> [AIM]:
Answer these questions using the article on Tennessee's 5th congressional district below.
1. Which Republican has represented the district since January 2023?
2. Which three counties lie entirely within the district under its current boundaries?
3. Into how many separate districts was Nashville split following redistricting?

The 5th congressional district of Tennessee is a congressional district in Middle Tennessee.  It has been represented by Republican Andy Ogles since January 2023.

Current boundaries
As of the 2020 United States redistricting cycle, the 5th District comprises a southern portion of Davidson County; portions of Wilson and Williamson Counties; and the entirety of Maury, Lewis, and Marshall Counties.

Characteristics
In the past, the fifth district has been nearly synonymous with Tennessee's capital city, Nashville, as the district has almost always been centered on Nashville throughout the 20th and early 21st centuries. The city is a center for the music, healthcare, publishing, banking and transportation industries, and is home to numerous colleges and universities (its old nickname was "the Athens of the South"). It is also home to the Grand Ole Opry and Country Music Hall of Fame and Museum, earning it the nickname "Music City".

SInce the 2022 election cycle, there is no longer a congressional district centered on the city of Nashville itself.

Political characteristics
Tennessee's 5th is a gerrymandered district designed to favor Republican candidates. Prior to the 2020 House Redistricting Cycle, the district contained the entirety of Davidson County, making it a safe seat for the Democratic Party. Following redistricting, Nashville was split into 3 separate districts, effectively diluting the city's heavily democratic voterbase into the surrounding suburban and rural counties, which lean strongly Republican.

Election results from statewide races 

Results Under Old Lines (2013-2023)

Item position entries:
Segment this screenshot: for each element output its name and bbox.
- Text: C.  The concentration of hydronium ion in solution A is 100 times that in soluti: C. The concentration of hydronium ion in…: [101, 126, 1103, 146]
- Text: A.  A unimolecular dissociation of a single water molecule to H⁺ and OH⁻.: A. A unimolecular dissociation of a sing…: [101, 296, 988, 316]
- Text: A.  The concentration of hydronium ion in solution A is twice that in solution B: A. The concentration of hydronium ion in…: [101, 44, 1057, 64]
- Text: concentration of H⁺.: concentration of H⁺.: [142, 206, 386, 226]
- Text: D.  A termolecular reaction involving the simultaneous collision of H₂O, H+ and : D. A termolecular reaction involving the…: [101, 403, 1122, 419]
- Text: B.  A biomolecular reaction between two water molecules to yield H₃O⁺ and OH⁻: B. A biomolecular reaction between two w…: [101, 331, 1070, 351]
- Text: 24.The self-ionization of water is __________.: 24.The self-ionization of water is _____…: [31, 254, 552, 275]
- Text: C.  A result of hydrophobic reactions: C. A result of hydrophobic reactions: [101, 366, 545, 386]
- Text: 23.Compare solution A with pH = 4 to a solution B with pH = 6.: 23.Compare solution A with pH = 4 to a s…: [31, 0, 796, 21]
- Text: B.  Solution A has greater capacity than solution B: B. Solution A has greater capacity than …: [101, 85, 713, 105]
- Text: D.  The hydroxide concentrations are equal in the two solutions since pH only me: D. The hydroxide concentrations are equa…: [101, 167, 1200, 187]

--

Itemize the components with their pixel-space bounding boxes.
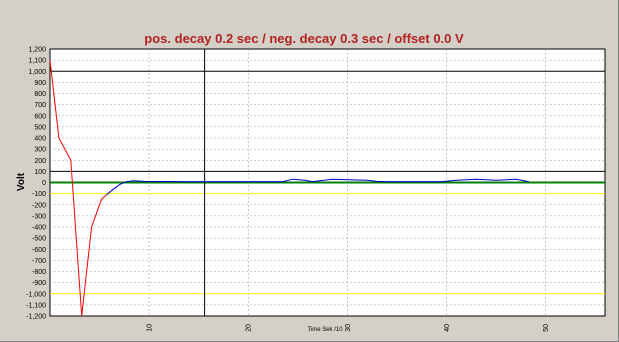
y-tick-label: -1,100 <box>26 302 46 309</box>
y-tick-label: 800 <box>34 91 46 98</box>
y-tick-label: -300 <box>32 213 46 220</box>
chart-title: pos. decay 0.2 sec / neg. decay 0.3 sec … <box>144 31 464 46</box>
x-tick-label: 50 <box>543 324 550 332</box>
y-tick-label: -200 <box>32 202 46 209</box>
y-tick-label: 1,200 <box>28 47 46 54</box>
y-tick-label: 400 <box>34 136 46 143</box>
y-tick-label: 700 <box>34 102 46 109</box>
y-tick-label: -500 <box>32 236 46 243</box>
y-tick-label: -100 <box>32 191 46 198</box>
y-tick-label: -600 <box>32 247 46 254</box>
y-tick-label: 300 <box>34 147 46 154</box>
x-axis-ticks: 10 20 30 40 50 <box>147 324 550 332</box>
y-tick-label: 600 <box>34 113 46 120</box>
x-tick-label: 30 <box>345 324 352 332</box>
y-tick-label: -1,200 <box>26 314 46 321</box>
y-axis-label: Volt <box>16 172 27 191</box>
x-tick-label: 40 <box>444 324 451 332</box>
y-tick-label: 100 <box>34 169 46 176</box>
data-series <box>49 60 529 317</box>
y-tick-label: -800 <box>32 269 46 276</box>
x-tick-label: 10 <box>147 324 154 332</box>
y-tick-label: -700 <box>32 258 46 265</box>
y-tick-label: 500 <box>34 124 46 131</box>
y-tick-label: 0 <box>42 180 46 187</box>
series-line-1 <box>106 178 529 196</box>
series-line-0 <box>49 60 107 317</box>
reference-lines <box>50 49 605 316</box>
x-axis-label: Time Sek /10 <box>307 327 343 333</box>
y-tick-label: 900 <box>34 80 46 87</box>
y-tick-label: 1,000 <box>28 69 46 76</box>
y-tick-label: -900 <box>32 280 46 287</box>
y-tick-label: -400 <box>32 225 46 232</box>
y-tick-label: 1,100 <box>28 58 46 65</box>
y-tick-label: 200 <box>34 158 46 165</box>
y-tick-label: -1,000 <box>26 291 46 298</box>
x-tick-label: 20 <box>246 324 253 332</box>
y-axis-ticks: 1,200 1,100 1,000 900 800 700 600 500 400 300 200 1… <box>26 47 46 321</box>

> [RESULT FOR THIS EXERCISE]:
1. Andy Ogles
2. Maury, Lewis, and Marshall Counties
3. Three